◆ Aim a: In the immigration passage, what position does Reshma Shamasunder hold?

◆ Document segment:
-*-

Not “immigrant families.” Illegal immigrant families.
Brown was even busier on Saturday. In addition to the Trust Act, he signed another seven bills aimed at blurring, if not eradicating the distinction between law-abiding legal immigrants and their illegal counterparts. The measures included imposing restrictions on those who charge fees to help illegals gain legal status–and the ability to criminally charge employers who threaten to report an individual’s immigration status, if that threat is used to “induce fear.” Given that it is against the law to hire illegals, Brown and his fellow Democrats have essentially given illegals the power to threaten their employers.
Even more remarkably, Brown also signed a bill that permits the California Supreme Court to grant law licenses to illegal aliens.
Illegal-alien rights activists were ecstatic. “Today marks the dawn of a new era in California’s immigrant communities,” said Reshma Shamasunder, director of the California Immigrant Policy Center. Her organization declared 2013 the “year of the immigrant” in California.
Tom Ammiano (D-San Francisco) who sponsored the Trust Act, rationalized its passage in a September press release. “Federal officials have held people whose worst alleged violation was selling tamales without a permit or having a barking dog,” he explained. “Even crime victims have been deported. We need to end that to bring back trust between our communities and the local law enforcement agencies supposed to protect them.”

-*-

(Stored entries)
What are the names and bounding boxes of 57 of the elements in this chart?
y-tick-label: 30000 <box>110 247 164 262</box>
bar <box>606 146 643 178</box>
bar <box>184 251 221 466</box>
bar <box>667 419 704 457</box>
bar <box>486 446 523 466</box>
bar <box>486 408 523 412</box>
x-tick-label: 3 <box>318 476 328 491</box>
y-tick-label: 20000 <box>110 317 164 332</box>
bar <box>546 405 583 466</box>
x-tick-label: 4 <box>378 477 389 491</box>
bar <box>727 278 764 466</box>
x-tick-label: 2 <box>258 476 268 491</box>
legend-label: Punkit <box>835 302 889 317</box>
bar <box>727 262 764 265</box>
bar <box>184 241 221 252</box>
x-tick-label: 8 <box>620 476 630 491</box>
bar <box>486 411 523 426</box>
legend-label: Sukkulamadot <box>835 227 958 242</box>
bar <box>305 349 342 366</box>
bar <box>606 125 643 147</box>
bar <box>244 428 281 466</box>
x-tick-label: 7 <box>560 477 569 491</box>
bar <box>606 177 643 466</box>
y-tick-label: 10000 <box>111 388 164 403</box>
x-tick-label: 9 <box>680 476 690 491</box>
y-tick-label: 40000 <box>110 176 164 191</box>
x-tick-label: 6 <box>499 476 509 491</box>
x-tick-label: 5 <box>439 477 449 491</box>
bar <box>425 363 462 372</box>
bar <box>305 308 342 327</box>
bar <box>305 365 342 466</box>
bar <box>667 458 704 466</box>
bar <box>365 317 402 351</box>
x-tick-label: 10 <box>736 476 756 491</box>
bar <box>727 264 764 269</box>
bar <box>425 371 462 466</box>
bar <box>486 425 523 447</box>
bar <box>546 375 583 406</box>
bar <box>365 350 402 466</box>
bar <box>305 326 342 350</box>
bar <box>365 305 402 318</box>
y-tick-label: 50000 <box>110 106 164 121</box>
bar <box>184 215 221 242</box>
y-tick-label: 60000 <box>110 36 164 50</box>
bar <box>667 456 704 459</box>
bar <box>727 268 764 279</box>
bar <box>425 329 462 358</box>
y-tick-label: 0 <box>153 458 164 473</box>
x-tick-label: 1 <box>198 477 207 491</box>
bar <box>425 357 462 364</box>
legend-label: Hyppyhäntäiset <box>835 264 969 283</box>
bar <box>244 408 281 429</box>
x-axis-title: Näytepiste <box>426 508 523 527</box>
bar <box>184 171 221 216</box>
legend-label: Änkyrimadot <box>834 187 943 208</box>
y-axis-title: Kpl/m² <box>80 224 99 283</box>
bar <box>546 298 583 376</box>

-*-

◆ Aim b: Copy the stored entries from their first line through the line containing "x-tick-label: 6 <box>499 476 509 491</box>", switching every "legend-label" to "legend-entry" and leaving all else unchanged. Return only those lines.

◆ Exercise output a: She is director of the California Immigrant Policy Center.

◆ Exercise output b:
What are the names and bounding boxes of 57 of the elements in this chart?
y-tick-label: 30000 <box>110 247 164 262</box>
bar <box>606 146 643 178</box>
bar <box>184 251 221 466</box>
bar <box>667 419 704 457</box>
bar <box>486 446 523 466</box>
bar <box>486 408 523 412</box>
x-tick-label: 3 <box>318 476 328 491</box>
y-tick-label: 20000 <box>110 317 164 332</box>
bar <box>546 405 583 466</box>
x-tick-label: 4 <box>378 477 389 491</box>
bar <box>727 278 764 466</box>
x-tick-label: 2 <box>258 476 268 491</box>
legend-entry: Punkit <box>835 302 889 317</box>
bar <box>727 262 764 265</box>
bar <box>184 241 221 252</box>
x-tick-label: 8 <box>620 476 630 491</box>
bar <box>486 411 523 426</box>
legend-entry: Sukkulamadot <box>835 227 958 242</box>
bar <box>305 349 342 366</box>
bar <box>606 125 643 147</box>
bar <box>244 428 281 466</box>
x-tick-label: 7 <box>560 477 569 491</box>
bar <box>606 177 643 466</box>
y-tick-label: 10000 <box>111 388 164 403</box>
x-tick-label: 9 <box>680 476 690 491</box>
y-tick-label: 40000 <box>110 176 164 191</box>
x-tick-label: 6 <box>499 476 509 491</box>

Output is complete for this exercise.